(Entries taken from a collection)
>>>>

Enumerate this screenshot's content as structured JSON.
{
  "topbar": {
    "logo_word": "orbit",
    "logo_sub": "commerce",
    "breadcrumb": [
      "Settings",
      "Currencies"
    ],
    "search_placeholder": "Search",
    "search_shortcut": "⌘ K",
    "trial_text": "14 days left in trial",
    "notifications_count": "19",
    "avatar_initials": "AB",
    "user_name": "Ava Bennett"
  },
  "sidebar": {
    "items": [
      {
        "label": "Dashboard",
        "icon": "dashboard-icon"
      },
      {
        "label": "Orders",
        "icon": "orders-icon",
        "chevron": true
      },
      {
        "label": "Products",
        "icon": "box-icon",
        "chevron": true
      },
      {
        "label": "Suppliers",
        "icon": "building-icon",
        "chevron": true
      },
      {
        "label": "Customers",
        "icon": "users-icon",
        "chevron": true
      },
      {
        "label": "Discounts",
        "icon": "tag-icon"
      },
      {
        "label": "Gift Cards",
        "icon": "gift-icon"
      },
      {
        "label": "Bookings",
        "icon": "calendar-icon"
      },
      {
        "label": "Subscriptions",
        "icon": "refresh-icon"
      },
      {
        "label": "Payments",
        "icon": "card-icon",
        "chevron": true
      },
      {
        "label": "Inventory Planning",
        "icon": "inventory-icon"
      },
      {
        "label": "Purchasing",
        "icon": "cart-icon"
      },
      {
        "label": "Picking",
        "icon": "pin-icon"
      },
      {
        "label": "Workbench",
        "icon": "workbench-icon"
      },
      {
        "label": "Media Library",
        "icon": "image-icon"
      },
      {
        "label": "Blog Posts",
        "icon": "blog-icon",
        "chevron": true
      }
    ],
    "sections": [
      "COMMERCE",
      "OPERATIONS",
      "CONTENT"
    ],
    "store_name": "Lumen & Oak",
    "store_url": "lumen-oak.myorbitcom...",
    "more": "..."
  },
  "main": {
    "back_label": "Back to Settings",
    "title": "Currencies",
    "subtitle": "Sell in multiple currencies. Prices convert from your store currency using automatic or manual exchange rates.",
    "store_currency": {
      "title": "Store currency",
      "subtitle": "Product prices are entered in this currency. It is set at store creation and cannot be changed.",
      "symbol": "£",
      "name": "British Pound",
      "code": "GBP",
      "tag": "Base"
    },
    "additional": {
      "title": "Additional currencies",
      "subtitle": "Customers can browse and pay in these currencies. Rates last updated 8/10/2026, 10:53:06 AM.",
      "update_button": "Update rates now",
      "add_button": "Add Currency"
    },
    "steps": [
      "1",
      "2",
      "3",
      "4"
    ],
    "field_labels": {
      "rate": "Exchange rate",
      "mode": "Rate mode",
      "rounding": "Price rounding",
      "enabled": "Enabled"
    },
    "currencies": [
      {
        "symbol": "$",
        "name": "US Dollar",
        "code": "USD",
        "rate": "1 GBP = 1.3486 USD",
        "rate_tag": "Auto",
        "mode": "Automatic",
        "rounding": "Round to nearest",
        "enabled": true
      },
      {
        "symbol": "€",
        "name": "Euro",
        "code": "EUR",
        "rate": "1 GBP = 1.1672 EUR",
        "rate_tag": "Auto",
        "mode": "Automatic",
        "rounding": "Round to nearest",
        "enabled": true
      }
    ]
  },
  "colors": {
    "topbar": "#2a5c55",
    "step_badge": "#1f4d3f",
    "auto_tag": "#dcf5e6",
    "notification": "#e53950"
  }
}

<<<<
>>>>

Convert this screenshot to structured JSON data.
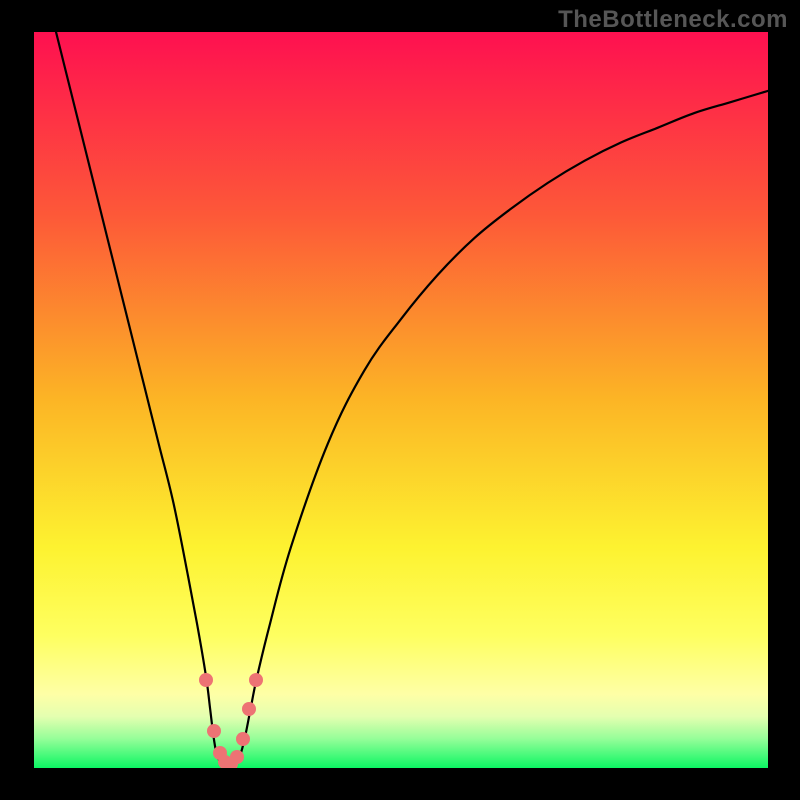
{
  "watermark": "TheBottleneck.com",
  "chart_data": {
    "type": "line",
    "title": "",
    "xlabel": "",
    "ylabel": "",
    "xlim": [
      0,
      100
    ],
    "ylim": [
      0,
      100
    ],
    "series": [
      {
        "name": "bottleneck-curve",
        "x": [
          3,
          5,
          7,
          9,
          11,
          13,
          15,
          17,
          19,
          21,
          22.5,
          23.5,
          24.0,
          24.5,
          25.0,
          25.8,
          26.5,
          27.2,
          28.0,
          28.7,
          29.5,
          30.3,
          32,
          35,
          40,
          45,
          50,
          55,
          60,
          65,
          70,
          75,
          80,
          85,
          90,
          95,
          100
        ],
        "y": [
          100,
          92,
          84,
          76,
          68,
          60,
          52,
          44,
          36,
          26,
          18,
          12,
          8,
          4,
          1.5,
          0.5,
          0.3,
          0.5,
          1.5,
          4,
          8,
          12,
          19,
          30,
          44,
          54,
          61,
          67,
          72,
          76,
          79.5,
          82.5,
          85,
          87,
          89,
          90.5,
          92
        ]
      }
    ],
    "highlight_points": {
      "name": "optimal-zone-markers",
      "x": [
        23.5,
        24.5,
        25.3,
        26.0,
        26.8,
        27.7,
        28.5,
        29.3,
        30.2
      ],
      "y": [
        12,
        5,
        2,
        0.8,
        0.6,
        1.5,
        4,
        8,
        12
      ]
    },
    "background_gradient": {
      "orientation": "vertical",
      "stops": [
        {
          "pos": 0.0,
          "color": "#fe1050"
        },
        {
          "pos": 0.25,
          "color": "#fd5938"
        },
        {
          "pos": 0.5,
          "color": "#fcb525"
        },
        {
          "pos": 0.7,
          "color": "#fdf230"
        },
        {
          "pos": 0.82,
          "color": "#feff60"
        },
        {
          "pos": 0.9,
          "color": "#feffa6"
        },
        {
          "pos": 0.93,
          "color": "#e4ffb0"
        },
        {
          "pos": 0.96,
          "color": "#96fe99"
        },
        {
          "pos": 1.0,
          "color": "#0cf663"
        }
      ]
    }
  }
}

<<<<
>>>>

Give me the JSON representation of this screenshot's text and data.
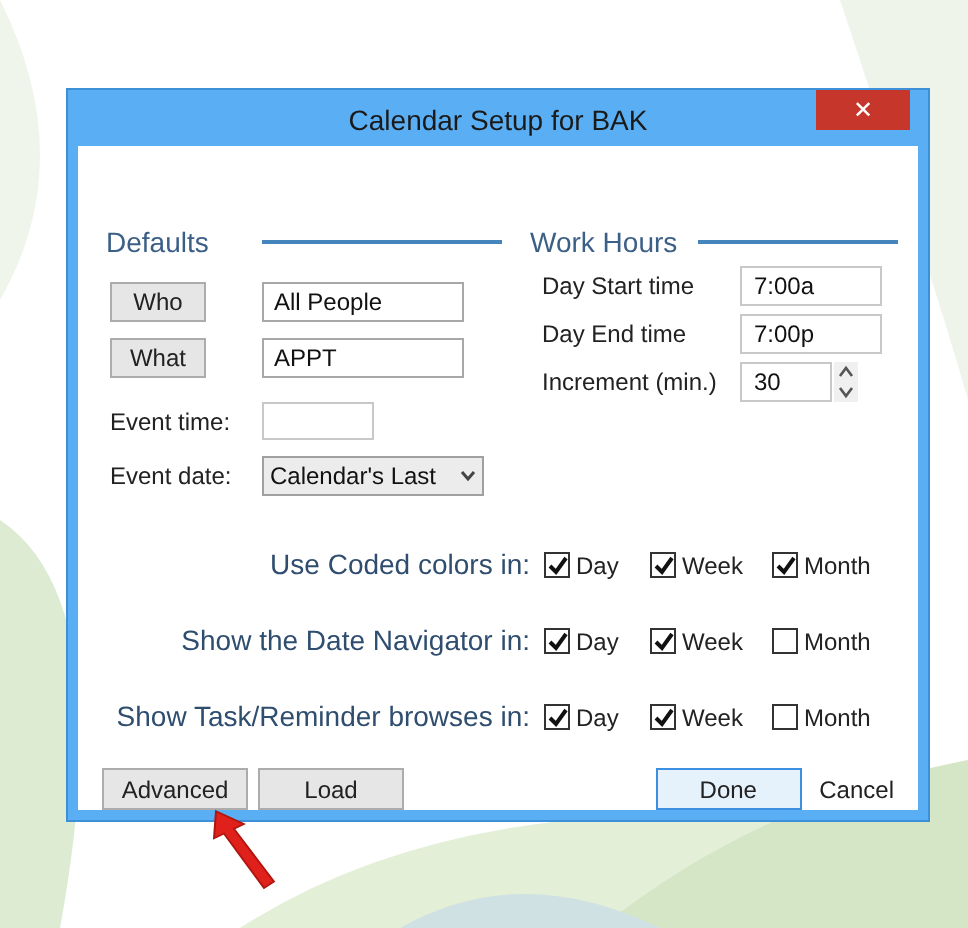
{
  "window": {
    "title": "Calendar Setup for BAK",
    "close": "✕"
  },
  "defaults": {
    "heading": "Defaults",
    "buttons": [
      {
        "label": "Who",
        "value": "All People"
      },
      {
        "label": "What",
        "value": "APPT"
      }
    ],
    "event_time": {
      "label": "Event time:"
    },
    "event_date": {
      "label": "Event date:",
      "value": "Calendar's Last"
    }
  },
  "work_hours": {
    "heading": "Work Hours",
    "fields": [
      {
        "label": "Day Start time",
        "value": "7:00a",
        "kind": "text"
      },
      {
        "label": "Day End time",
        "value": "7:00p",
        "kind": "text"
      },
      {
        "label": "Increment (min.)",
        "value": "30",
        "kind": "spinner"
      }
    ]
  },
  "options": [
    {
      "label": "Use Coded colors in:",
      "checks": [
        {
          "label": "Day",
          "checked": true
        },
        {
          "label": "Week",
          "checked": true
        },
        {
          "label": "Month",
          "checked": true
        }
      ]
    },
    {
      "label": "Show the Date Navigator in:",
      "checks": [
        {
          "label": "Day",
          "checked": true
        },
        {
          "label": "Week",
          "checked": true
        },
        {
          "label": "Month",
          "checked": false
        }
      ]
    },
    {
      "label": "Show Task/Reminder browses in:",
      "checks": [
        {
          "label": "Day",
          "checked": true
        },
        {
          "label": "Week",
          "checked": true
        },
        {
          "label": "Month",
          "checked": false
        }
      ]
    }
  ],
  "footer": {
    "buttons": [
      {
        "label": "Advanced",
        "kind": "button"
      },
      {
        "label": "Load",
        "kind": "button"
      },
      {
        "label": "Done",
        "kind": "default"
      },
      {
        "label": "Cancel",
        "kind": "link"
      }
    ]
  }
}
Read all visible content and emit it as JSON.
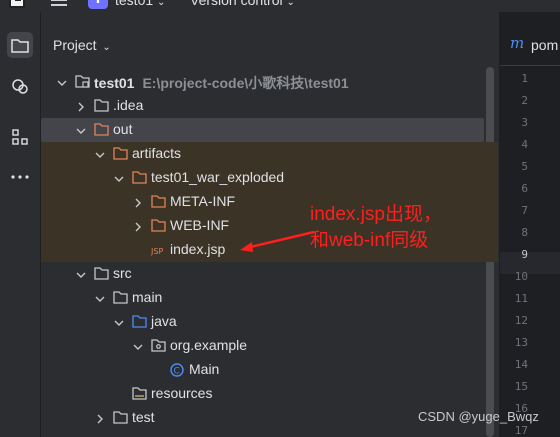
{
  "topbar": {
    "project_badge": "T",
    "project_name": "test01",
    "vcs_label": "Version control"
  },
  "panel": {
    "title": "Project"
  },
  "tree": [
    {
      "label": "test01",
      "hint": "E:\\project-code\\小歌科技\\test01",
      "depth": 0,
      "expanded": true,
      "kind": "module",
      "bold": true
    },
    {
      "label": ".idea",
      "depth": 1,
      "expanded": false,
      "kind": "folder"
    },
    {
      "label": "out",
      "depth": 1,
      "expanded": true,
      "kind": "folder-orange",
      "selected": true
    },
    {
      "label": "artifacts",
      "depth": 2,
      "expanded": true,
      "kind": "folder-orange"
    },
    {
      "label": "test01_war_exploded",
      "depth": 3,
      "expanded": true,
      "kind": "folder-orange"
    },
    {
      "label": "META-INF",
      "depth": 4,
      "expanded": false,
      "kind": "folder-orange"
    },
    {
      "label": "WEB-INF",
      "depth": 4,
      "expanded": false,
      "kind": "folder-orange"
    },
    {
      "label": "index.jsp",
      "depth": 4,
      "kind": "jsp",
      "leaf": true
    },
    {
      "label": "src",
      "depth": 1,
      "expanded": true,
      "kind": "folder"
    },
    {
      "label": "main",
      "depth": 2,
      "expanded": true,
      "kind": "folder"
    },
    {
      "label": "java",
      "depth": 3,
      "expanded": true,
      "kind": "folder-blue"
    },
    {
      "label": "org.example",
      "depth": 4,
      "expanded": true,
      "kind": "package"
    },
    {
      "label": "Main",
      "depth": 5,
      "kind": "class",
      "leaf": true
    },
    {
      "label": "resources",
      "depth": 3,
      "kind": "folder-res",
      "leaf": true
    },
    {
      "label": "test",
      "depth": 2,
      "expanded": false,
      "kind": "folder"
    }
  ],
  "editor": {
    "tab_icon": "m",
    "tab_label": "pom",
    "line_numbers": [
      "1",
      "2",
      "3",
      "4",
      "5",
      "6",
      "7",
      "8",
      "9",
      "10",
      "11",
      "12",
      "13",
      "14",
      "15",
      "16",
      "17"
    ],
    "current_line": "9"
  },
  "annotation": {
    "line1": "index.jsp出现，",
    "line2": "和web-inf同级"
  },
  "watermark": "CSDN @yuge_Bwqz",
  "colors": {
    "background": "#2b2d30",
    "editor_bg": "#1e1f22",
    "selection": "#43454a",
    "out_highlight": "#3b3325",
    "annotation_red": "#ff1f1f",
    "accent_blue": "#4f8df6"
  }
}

<<<<

Copy each line of the records above that carries the word "watermark".

## REPLY TO THE TASK
  "watermark": "TheBottleneck.com",
  "watermark": "CSDN @yuge_Bwqz",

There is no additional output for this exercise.